■ **AIM**
Return the material exactly as supplied, apart from the pictures, which are omitted.

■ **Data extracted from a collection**
━━━━━━━━━━━━━━━━━━━━━━━━━━━━━━
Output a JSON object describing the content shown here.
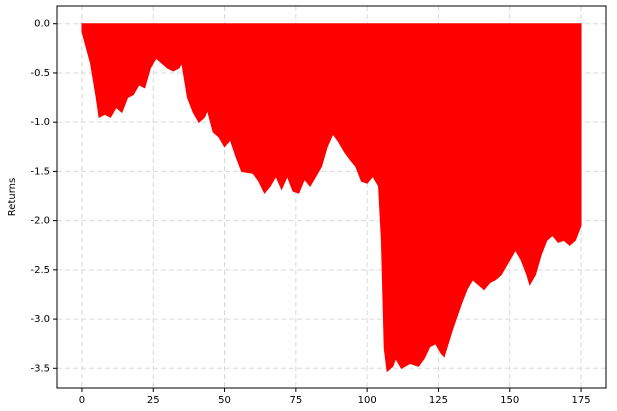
{
  "chart_data": {
    "type": "area",
    "ylabel": "Returns",
    "color": "#ff0000",
    "grid": true,
    "x": [
      0,
      3,
      5,
      6,
      8,
      10,
      12,
      14,
      16,
      18,
      20,
      22,
      24,
      26,
      28,
      30,
      32,
      34,
      35,
      37,
      39,
      41,
      43,
      44,
      46,
      48,
      50,
      52,
      54,
      56,
      60,
      62,
      64,
      66,
      68,
      70,
      72,
      74,
      76,
      78,
      80,
      82,
      84,
      86,
      88,
      90,
      92,
      94,
      96,
      98,
      100,
      102,
      104,
      105,
      106,
      107,
      109,
      110,
      112,
      115,
      118,
      120,
      122,
      124,
      126,
      127,
      130,
      133,
      135,
      137,
      139,
      141,
      143,
      145,
      147,
      149,
      151,
      152,
      154,
      156,
      157,
      159,
      161,
      163,
      165,
      167,
      169,
      171,
      173,
      175
    ],
    "values": [
      -0.08,
      -0.4,
      -0.75,
      -0.95,
      -0.92,
      -0.95,
      -0.85,
      -0.9,
      -0.75,
      -0.72,
      -0.62,
      -0.65,
      -0.45,
      -0.35,
      -0.4,
      -0.45,
      -0.48,
      -0.45,
      -0.4,
      -0.75,
      -0.9,
      -1.0,
      -0.95,
      -0.88,
      -1.1,
      -1.15,
      -1.25,
      -1.18,
      -1.35,
      -1.5,
      -1.52,
      -1.6,
      -1.72,
      -1.65,
      -1.55,
      -1.68,
      -1.55,
      -1.7,
      -1.72,
      -1.58,
      -1.65,
      -1.55,
      -1.45,
      -1.25,
      -1.12,
      -1.2,
      -1.3,
      -1.38,
      -1.45,
      -1.6,
      -1.62,
      -1.55,
      -1.65,
      -2.2,
      -3.3,
      -3.53,
      -3.48,
      -3.4,
      -3.5,
      -3.45,
      -3.48,
      -3.4,
      -3.28,
      -3.25,
      -3.35,
      -3.38,
      -3.1,
      -2.85,
      -2.7,
      -2.6,
      -2.65,
      -2.7,
      -2.63,
      -2.6,
      -2.55,
      -2.45,
      -2.35,
      -2.3,
      -2.4,
      -2.55,
      -2.65,
      -2.55,
      -2.35,
      -2.2,
      -2.15,
      -2.22,
      -2.2,
      -2.25,
      -2.2,
      -2.05
    ],
    "xlim": [
      -8.75,
      183.75
    ],
    "ylim": [
      -3.7,
      0.18
    ],
    "xticks": [
      0,
      25,
      50,
      75,
      100,
      125,
      150,
      175
    ],
    "yticks": [
      {
        "value": 0,
        "label": "0.0"
      },
      -0.5,
      {
        "value": -1,
        "label": "-1.0"
      },
      -1.5,
      {
        "value": -2,
        "label": "-2.0"
      },
      -2.5,
      {
        "value": -3,
        "label": "-3.0"
      },
      -3.5
    ]
  }
}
━━━━━━━━━━━━━━━━━━━━━━━━━━━━━━
■ **OUTPUT BELOW**
Output a JSON object describing the content shown here.
{
  "chart_data": {
    "type": "area",
    "ylabel": "Returns",
    "color": "#ff0000",
    "grid": true,
    "x": [
      0,
      3,
      5,
      6,
      8,
      10,
      12,
      14,
      16,
      18,
      20,
      22,
      24,
      26,
      28,
      30,
      32,
      34,
      35,
      37,
      39,
      41,
      43,
      44,
      46,
      48,
      50,
      52,
      54,
      56,
      60,
      62,
      64,
      66,
      68,
      70,
      72,
      74,
      76,
      78,
      80,
      82,
      84,
      86,
      88,
      90,
      92,
      94,
      96,
      98,
      100,
      102,
      104,
      105,
      106,
      107,
      109,
      110,
      112,
      115,
      118,
      120,
      122,
      124,
      126,
      127,
      130,
      133,
      135,
      137,
      139,
      141,
      143,
      145,
      147,
      149,
      151,
      152,
      154,
      156,
      157,
      159,
      161,
      163,
      165,
      167,
      169,
      171,
      173,
      175
    ],
    "values": [
      -0.08,
      -0.4,
      -0.75,
      -0.95,
      -0.92,
      -0.95,
      -0.85,
      -0.9,
      -0.75,
      -0.72,
      -0.62,
      -0.65,
      -0.45,
      -0.35,
      -0.4,
      -0.45,
      -0.48,
      -0.45,
      -0.4,
      -0.75,
      -0.9,
      -1.0,
      -0.95,
      -0.88,
      -1.1,
      -1.15,
      -1.25,
      -1.18,
      -1.35,
      -1.5,
      -1.52,
      -1.6,
      -1.72,
      -1.65,
      -1.55,
      -1.68,
      -1.55,
      -1.7,
      -1.72,
      -1.58,
      -1.65,
      -1.55,
      -1.45,
      -1.25,
      -1.12,
      -1.2,
      -1.3,
      -1.38,
      -1.45,
      -1.6,
      -1.62,
      -1.55,
      -1.65,
      -2.2,
      -3.3,
      -3.53,
      -3.48,
      -3.4,
      -3.5,
      -3.45,
      -3.48,
      -3.4,
      -3.28,
      -3.25,
      -3.35,
      -3.38,
      -3.1,
      -2.85,
      -2.7,
      -2.6,
      -2.65,
      -2.7,
      -2.63,
      -2.6,
      -2.55,
      -2.45,
      -2.35,
      -2.3,
      -2.4,
      -2.55,
      -2.65,
      -2.55,
      -2.35,
      -2.2,
      -2.15,
      -2.22,
      -2.2,
      -2.25,
      -2.2,
      -2.05
    ],
    "xlim": [
      -8.75,
      183.75
    ],
    "ylim": [
      -3.7,
      0.18
    ],
    "xticks": [
      0,
      25,
      50,
      75,
      100,
      125,
      150,
      175
    ],
    "yticks": [
      {
        "value": 0,
        "label": "0.0"
      },
      -0.5,
      {
        "value": -1,
        "label": "-1.0"
      },
      -1.5,
      {
        "value": -2,
        "label": "-2.0"
      },
      -2.5,
      {
        "value": -3,
        "label": "-3.0"
      },
      -3.5
    ]
  }
}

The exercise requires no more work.